Exercise aim –
Going through the material below, please gather all lines with the word "document" in them.

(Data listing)
** start **

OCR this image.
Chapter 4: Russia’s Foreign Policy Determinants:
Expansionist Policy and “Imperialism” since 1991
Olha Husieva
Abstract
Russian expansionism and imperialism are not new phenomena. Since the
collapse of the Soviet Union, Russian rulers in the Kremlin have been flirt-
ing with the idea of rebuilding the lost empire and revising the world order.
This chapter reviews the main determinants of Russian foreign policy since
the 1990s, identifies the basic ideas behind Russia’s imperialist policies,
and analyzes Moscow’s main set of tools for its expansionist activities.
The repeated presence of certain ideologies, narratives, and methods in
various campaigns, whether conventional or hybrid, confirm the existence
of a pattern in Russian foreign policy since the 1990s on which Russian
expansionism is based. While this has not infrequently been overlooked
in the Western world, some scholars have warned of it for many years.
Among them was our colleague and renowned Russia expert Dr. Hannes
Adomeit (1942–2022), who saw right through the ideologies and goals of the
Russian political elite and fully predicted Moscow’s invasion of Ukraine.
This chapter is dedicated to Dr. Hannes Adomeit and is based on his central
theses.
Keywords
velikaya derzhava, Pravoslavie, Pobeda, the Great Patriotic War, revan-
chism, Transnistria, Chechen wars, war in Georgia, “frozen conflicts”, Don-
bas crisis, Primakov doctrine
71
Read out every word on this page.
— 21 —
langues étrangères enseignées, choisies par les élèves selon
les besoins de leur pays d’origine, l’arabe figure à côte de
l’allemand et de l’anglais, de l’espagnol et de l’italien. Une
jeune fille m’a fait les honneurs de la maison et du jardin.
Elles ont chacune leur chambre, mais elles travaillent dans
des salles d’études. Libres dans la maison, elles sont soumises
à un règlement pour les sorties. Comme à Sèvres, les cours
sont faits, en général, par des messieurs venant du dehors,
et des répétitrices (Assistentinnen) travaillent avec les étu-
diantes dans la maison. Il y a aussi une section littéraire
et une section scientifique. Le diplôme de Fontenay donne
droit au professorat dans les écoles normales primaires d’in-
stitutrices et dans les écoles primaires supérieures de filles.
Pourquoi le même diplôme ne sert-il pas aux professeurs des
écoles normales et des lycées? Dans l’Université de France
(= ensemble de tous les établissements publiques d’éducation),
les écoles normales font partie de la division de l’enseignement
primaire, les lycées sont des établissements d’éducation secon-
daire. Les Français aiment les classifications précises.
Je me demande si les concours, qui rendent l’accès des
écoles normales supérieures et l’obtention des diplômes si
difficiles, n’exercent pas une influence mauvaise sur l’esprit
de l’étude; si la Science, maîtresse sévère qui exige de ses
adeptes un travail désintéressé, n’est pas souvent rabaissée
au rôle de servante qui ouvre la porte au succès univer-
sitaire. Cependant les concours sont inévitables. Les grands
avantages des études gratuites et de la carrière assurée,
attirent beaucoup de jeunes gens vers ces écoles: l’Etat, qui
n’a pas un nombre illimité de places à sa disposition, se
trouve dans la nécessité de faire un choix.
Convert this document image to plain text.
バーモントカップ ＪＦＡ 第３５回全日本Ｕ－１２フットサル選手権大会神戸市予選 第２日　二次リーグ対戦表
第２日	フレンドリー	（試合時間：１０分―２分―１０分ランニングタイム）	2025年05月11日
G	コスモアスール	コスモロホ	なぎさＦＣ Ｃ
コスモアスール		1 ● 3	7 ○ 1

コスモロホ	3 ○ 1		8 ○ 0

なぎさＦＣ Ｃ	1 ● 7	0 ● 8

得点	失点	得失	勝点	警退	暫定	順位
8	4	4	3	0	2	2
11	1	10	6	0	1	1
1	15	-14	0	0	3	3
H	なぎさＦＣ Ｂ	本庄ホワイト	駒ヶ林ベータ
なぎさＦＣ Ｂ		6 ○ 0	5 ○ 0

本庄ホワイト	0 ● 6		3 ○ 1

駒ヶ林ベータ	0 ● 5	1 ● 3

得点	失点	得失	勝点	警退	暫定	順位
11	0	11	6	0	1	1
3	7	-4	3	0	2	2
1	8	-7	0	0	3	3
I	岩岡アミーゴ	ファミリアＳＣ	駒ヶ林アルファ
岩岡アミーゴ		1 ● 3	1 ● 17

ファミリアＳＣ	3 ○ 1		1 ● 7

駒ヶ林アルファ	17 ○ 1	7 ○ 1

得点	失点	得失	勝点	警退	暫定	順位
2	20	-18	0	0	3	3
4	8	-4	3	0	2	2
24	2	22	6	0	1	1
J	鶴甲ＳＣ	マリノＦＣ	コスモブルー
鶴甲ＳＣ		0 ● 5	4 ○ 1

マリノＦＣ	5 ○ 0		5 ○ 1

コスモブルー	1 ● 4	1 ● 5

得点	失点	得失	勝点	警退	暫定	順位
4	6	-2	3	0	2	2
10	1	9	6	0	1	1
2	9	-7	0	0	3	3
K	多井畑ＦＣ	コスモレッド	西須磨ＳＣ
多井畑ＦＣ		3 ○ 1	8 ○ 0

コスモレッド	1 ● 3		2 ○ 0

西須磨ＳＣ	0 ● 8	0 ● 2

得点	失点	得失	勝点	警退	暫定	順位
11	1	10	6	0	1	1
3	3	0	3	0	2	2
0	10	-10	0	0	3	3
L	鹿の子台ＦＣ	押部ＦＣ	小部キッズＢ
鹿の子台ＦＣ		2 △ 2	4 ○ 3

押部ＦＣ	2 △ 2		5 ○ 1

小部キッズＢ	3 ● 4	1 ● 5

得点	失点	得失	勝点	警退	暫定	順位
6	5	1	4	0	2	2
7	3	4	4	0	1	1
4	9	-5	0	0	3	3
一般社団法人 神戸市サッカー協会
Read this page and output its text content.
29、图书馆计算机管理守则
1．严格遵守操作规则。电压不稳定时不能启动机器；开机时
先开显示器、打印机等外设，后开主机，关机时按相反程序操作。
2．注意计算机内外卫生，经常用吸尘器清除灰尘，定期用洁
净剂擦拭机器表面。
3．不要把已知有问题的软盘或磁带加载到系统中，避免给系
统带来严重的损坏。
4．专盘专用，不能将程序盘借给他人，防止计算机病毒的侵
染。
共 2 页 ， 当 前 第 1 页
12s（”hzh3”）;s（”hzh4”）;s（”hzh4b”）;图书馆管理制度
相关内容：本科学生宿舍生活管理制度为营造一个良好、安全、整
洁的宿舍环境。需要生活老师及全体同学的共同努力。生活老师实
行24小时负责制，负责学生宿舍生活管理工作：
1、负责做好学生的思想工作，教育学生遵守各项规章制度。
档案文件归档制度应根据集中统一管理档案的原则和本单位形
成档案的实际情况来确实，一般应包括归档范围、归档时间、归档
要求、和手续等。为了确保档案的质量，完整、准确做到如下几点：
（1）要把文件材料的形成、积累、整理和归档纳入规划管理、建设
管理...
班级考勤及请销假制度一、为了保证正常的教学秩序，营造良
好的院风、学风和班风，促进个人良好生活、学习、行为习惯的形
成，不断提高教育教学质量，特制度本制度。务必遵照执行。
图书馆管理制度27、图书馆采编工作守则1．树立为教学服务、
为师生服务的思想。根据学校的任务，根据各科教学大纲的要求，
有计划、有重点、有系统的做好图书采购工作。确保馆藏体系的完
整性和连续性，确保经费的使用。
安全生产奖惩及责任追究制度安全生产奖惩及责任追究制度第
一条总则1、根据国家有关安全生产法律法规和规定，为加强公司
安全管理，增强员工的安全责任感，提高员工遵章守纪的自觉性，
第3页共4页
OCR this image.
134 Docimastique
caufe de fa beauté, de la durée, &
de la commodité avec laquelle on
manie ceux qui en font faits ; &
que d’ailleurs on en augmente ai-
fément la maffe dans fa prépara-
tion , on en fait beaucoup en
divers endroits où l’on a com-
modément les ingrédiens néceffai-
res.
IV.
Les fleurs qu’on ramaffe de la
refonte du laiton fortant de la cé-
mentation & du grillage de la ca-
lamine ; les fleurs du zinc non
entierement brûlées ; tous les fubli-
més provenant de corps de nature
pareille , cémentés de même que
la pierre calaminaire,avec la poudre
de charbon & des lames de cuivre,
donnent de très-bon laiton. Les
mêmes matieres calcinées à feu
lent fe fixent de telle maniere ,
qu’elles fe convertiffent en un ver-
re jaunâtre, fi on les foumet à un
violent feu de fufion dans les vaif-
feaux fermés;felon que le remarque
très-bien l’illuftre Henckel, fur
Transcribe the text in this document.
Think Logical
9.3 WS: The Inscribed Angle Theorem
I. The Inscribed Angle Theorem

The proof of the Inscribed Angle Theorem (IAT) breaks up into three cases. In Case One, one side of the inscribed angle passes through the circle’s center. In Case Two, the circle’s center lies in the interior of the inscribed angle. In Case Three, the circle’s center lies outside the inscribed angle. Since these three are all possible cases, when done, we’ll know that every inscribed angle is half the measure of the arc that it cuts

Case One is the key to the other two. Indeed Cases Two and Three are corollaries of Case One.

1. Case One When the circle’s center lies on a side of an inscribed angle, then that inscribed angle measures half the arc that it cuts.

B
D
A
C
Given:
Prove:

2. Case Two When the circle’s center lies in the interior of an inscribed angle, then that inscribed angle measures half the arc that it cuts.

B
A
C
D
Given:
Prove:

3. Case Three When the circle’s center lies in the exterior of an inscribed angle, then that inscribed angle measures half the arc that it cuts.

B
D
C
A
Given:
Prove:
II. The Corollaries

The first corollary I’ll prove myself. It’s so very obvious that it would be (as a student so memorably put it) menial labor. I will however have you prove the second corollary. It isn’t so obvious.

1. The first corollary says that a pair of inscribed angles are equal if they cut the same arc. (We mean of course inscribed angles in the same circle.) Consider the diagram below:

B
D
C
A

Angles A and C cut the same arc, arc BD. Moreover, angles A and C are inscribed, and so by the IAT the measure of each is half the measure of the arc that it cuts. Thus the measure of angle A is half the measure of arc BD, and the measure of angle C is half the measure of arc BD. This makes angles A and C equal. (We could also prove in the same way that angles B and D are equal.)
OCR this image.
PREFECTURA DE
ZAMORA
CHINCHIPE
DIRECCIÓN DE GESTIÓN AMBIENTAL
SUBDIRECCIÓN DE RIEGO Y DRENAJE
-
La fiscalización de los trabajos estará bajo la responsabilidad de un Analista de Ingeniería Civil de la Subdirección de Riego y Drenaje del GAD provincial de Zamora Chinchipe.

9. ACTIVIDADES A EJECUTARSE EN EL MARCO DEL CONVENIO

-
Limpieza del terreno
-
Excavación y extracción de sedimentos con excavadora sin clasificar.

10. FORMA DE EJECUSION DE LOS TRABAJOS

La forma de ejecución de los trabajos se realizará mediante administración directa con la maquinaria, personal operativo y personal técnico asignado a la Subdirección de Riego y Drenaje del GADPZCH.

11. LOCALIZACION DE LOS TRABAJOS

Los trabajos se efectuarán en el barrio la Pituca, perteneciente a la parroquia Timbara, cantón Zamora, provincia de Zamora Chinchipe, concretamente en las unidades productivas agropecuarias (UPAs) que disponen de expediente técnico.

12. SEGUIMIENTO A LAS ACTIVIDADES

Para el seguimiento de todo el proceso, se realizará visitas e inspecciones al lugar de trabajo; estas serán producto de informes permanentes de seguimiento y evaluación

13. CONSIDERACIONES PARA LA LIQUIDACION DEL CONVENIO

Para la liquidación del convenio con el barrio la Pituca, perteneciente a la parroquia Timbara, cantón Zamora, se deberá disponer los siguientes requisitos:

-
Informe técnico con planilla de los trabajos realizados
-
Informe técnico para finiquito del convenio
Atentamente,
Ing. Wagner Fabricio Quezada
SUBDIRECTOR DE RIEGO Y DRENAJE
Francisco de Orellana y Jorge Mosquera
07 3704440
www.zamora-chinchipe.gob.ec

** end **

Full solution –
Convert this document image to plain text.
Transcribe the text in this document.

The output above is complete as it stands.